GIVEN INSTRUCTION: Without the pictures, copy the entries below word for word.

## BEGIN DATASET ROWS

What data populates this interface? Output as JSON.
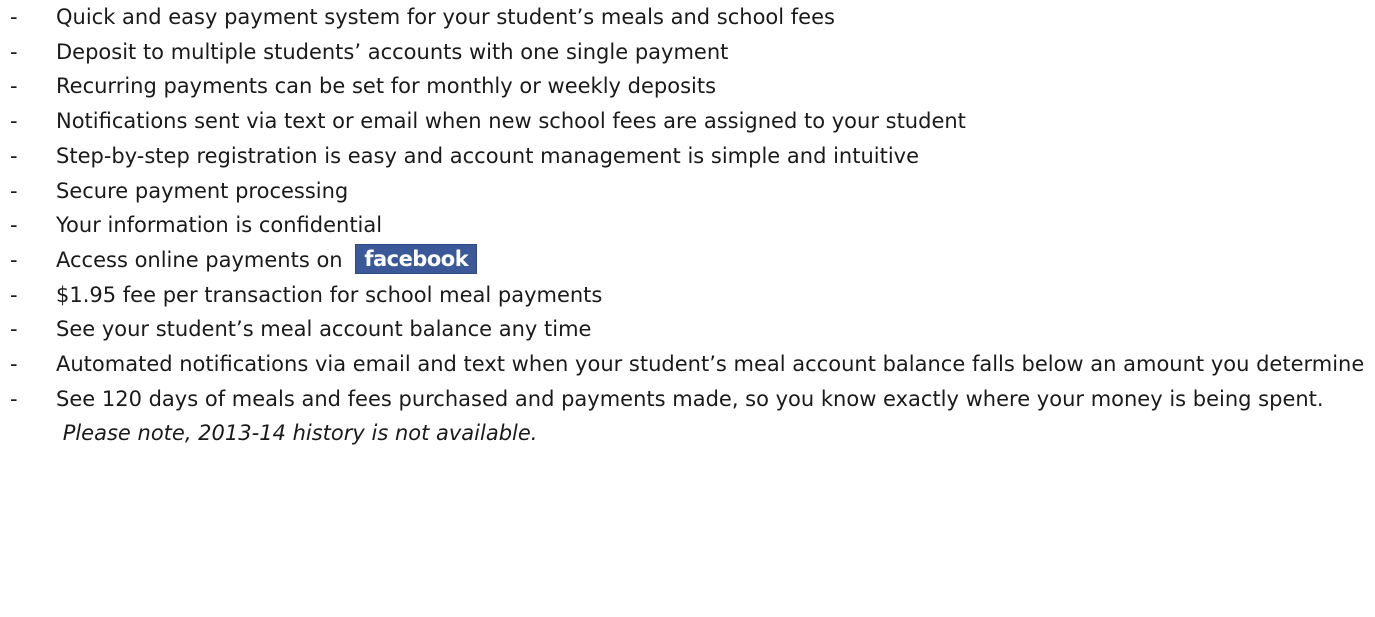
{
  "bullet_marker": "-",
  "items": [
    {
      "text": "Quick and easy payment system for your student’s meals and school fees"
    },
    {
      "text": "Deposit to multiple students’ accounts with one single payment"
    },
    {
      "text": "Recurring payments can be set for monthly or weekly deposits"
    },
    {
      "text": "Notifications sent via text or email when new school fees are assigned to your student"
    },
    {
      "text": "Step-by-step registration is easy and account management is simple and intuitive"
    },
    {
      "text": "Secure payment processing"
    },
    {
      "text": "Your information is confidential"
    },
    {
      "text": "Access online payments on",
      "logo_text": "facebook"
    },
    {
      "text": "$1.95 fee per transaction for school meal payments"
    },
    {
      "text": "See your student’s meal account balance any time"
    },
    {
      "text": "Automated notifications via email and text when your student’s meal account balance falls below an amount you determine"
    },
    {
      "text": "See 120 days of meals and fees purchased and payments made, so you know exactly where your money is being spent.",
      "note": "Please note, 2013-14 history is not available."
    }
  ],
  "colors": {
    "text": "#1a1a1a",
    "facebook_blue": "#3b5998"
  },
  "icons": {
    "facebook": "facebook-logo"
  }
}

## END DATASET ROWS

EXERCISE RESULT:
What data populates this interface? Output as JSON.
{
  "bullet_marker": "-",
  "items": [
    {
      "text": "Quick and easy payment system for your student’s meals and school fees"
    },
    {
      "text": "Deposit to multiple students’ accounts with one single payment"
    },
    {
      "text": "Recurring payments can be set for monthly or weekly deposits"
    },
    {
      "text": "Notifications sent via text or email when new school fees are assigned to your student"
    },
    {
      "text": "Step-by-step registration is easy and account management is simple and intuitive"
    },
    {
      "text": "Secure payment processing"
    },
    {
      "text": "Your information is confidential"
    },
    {
      "text": "Access online payments on",
      "logo_text": "facebook"
    },
    {
      "text": "$1.95 fee per transaction for school meal payments"
    },
    {
      "text": "See your student’s meal account balance any time"
    },
    {
      "text": "Automated notifications via email and text when your student’s meal account balance falls below an amount you determine"
    },
    {
      "text": "See 120 days of meals and fees purchased and payments made, so you know exactly where your money is being spent.",
      "note": "Please note, 2013-14 history is not available."
    }
  ],
  "colors": {
    "text": "#1a1a1a",
    "facebook_blue": "#3b5998"
  },
  "icons": {
    "facebook": "facebook-logo"
  }
}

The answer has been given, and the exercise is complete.